◆ STORED RECORDS:
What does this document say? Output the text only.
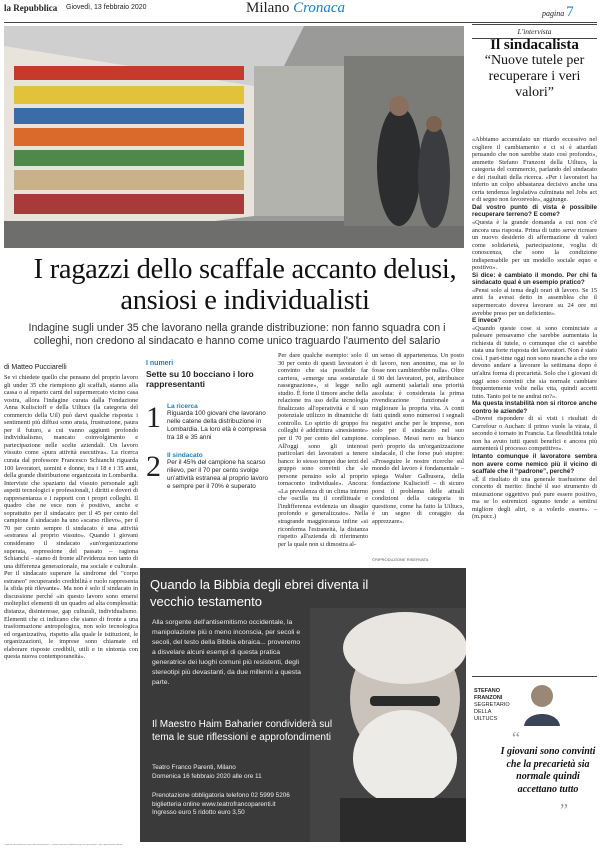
la Repubblica Giovedì, 13 febbraio 2020	Milano Cronaca	pagina 7
I ragazzi dello scaffale accanto delusi, ansiosi e individualisti
Indagine sugli under 35 che lavorano nella grande distribuzione: non fanno squadra con i colleghi, non credono al sindacato e hanno come unico traguardo l'aumento del salario
di Matteo Pucciarelli
Se vi chiedete quello che pensano del proprio lavoro gli under 35 che riempiono gli scaffali, stanno alla cassa o al reparto carni del supermercato vicino casa vostra, allora l'indagine curata dalla Fondazione Anna Kuliscioff e della Uiltucs (la categoria del commercio della Uil) può darvi qualche risposta: i sentimenti più diffusi sono ansia, frustrazione, paura per il futuro, a cui vanno aggiunti profondo individualismo, mancato coinvolgimento e partecipazione nelle scelte aziendali. Un lavoro vissuto come «pura attività esecutiva». La ricerca curata dal professore Francesco Schianchi riguarda 100 lavoratori, uomini e donne, tra i 18 e i 35 anni, della grande distribuzione organizzata in Lombardia. Interviste che spaziano dal vissuto personale agli aspetti tecnologici e professionali, i diritti e doveri di rappresentanza e i rapporti con i propri colleghi. Il quadro che ne esce non è positivo, anche e soprattutto per il sindacato: per il 45 per cento del campione il sindacato ha uno «scarso rilievo», per il 70 per cento sempre il sindacato è una attività «estranea al proprio vissuto». Quando i giovani considerano il sindacato «un'organizzazione superata, espressione del passato – ragiona Schianchi – siamo di fronte all'evidenza non tanto di una differenza generazionale, ma sociale e culturale. Per il sindacato superare la sindrome del "corpo estraneo" recuperando credibilità e ruolo rappresenta la sfida più rilevante». Ma non è solo il sindacato in discussione perché «in questo lavoro sono emersi molteplici elementi di un quadro ad alta complessità: distanza, disinteresse, gap culturali, individualismo. Elementi che ci indicano che siamo di fronte a una trasformazione antropologica, non solo tecnologica ed organizzativa, rispetto alla quale le istituzioni, le organizzazioni, le imprese sono chiamate ed elaborare risposte credibili, utili e in sintonia con questa nuova contemporaneità».
I numeri
Sette su 10 bocciano i loro rappresentanti
1 La ricerca
Riguarda 100 giovani che lavorano nelle catene della distribuzione in Lombardia. La loro età è compresa tra 18 e 35 anni
2 Il sindacato
Per il 45% del campione ha scarso rilievo, per il 70 per cento svolge un'attività estranea al proprio lavoro e sempre per il 70% è superato
Per dare qualche esempio: solo il 30 per cento di questi lavoratori è convinto che sia possibile far carriera, «emerge una sostanziale rassegnazione», si legge nello studio. È forte il timore anche della relazione tra uso della tecnologia finalizzato all'operatività e il suo potenziale utilizzo in dinamiche di controllo. Lo spirito di gruppo fra colleghi è addirittura «inesistente» per il 70 per cento del campione. All'oggi sono gli interessi particolari dei lavoratori a tenere banco: lo stesso tempo due terzi del gruppo sono convinti che «le persone pensino solo al proprio tornaconto individuale». Ancora: «La prevalenza di un clima interno che oscilla tra il conflittuale e l'indifferenza evidenzia un disagio profondo e generalizzato». Nella stragrande maggioranza infine «si riconferma l'estraneità, la distanza rispetto all'azienda di riferimento per la quale non si dimostra al-
un senso di appartenenza. Un posto di lavoro, non anonimo, ma se lo fosse non cambierebbe nulla». Oltre il 90 dei lavoratori, poi, attribuisce agli aumenti salariali una priorità assoluta: è considerata la prima rivendicazione funzionale a migliorare la propria vita. A conti fatti quindi sono numerosi i segnali negativi anche per le imprese, non solo per il sindacato nel suo complesso. Messi nero su bianco però proprio da un'organizzazione sindacale, il che forse può stupire: «Proseguire le nostre ricerche sul mondo del lavoro è fondamentale – spiega Walter Galbusera, della fondazione Kuliscioff – di sicuro porsi il problema delle attuali condizioni della categoria in questione, come ha fatto la Uiltucs, è un segno di coraggio da apprezzare».
©RIPRODUZIONE RISERVATA
Quando la Bibbia degli ebrei diventa il vecchio testamento
Alla sorgente dell'antisemitismo occidentale, la manipolazione più o meno inconscia, per secoli e secoli, del testo della Bibbia ebraica... proveremo a disvelare alcuni esempi di questa pratica generatrice dei luoghi comuni più resistenti, degli stereotipi più devastanti, da due millenni a questa parte.
Il Maestro Haim Baharier condividerà sul tema le sue riflessioni e approfondimenti
Teatro Franco Parenti, Milano
Domenica 16 febbraio 2020 alle ore 11
Prenotazione obbligatoria telefono 02 5999 5206
biglietteria online www.teatrofrancoparenti.it
Ingresso euro 5 ridotto euro 3,50
L'intervista
Il sindacalista
“Nuove tutele per recuperare i veri valori”

«Abbiamo accumulato un ritardo eccessivo nel cogliere il cambiamento e ci si è attardati pensando che non sarebbe stato così profondo», ammette Stefano Franzoni della Uiltucs, la categoria del commercio, parlando del sindacato e dei risultati della ricerca. «Per i lavoratori ha inferto un colpo abbastanza decisivo anche una certa tendenza legislativa culminata nel Jobs act e di segno non favorevole», aggiunge.

Dal vostro punto di vista è possibile recuperare terreno? E come?

«Questa è la grande domanda a cui non c'è ancora una risposta. Prima di tutto serve ricreare un nuovo desiderio di affermazione di valori come solidarietà, partecipazione, voglia di conoscenza, che sono la condizione indispensabile per un modello sociale equo e positivo».

Si dice: è cambiato il mondo. Per chi fa sindacato qual è un esempio pratico?

«Pensi solo al tema degli orari di lavoro. Se 15 anni fa avessi detto in assemblea che il supermercato doveva lavorare su 24 ore mi avrebbe preso per un deficiente».

E invece?

«Quando queste cose si sono cominciate a palesare pensavamo che sarebbe aumentata la richiesta di tutele, o comunque che ci sarebbe stata una forte risposta dei lavoratori. Non è stato così. I part-time oggi non sono neanche a che ore devono andare a lavorare la settimana dopo è un'altra forma di precarietà. Solo che i giovani di oggi sono convinti che sia normale cambiare frequentemente volte nella vita, quindi accetti tutto. Tanto poi te ne andrai no?».

Ma questa instabilità non si ritorce anche contro le aziende?

«Dovrei rispondere di sì visti i risultati di Carrefour o Auchan: il primo vuole la virata, il secondo è tornato in Francia. La flessibilità totale non ha avuto tutti questi benefici e ancora più aumenterà il processo competitivo».

Intanto comunque il lavoratore sembra non avere come nemico più il vicino di scaffale che il “padrone”, perché?

«È il risultato di una generale trasfusione del concetto di merito: finché il suo strumento di misurazione oggettivo può pure essere positivo, ma se lo estremizzi ognuno tende a sentirsi migliore degli altri, o a volerlo essere». –(m.pucc.)

STEFANO FRANZONI
SEGRETARIO DELLA UILTUCS
“
I giovani sono convinti che la precarietà sia normale quindi accettano tutto
”
Copia di 9b5c9cb8b3cc1c01a2d7c4bcf6bfa2e6 - Questo articolo è pubblicato per uso personale. Ogni riproduzione vietata.
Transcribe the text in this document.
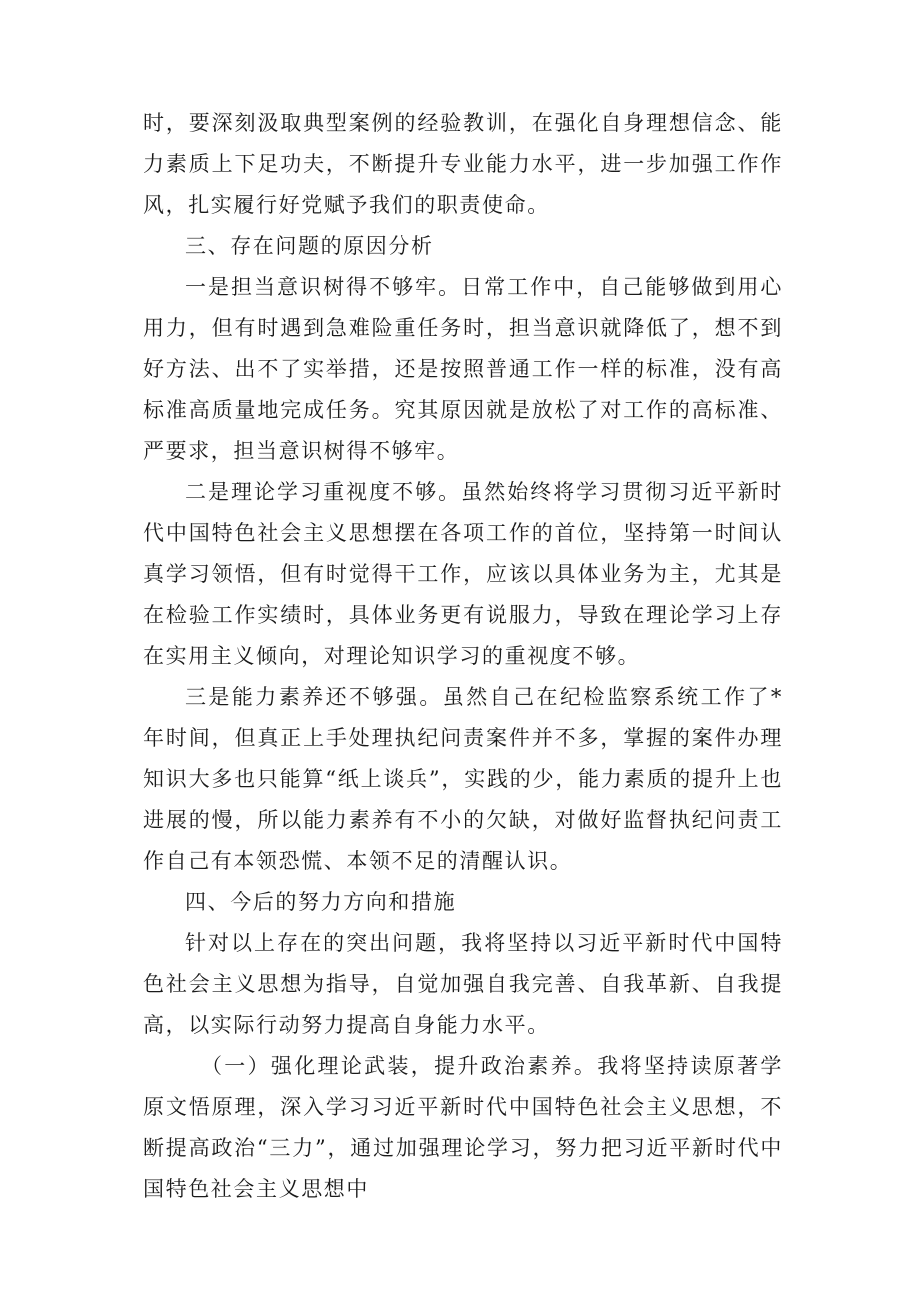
时，要深刻汲取典型案例的经验教训，在强化自身理想信念、能力素质上下足功夫，不断提升专业能力水平，进一步加强工作作风，扎实履行好党赋予我们的职责使命。

三、存在问题的原因分析

一是担当意识树得不够牢。日常工作中，自己能够做到用心用力，但有时遇到急难险重任务时，担当意识就降低了，想不到好方法、出不了实举措，还是按照普通工作一样的标准，没有高标准高质量地完成任务。究其原因就是放松了对工作的高标准、严要求，担当意识树得不够牢。

二是理论学习重视度不够。虽然始终将学习贯彻习近平新时代中国特色社会主义思想摆在各项工作的首位，坚持第一时间认真学习领悟，但有时觉得干工作，应该以具体业务为主，尤其是在检验工作实绩时，具体业务更有说服力，导致在理论学习上存在实用主义倾向，对理论知识学习的重视度不够。

三是能力素养还不够强。虽然自己在纪检监察系统工作了*年时间，但真正上手处理执纪问责案件并不多，掌握的案件办理知识大多也只能算“纸上谈兵”，实践的少，能力素质的提升上也进展的慢，所以能力素养有不小的欠缺，对做好监督执纪问责工作自己有本领恐慌、本领不足的清醒认识。

四、今后的努力方向和措施

针对以上存在的突出问题，我将坚持以习近平新时代中国特色社会主义思想为指导，自觉加强自我完善、自我革新、自我提高，以实际行动努力提高自身能力水平。

（一）强化理论武装，提升政治素养。我将坚持读原著学原文悟原理，深入学习习近平新时代中国特色社会主义思想，不断提高政治“三力”，通过加强理论学习，努力把习近平新时代中国特色社会主义思想中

◆ EXERCISE GOAL: Keep only those lines of the records that hold "this", and return them.

◆ SOLUTION:
What does this document say? Output the text only.
Transcribe the text in this document.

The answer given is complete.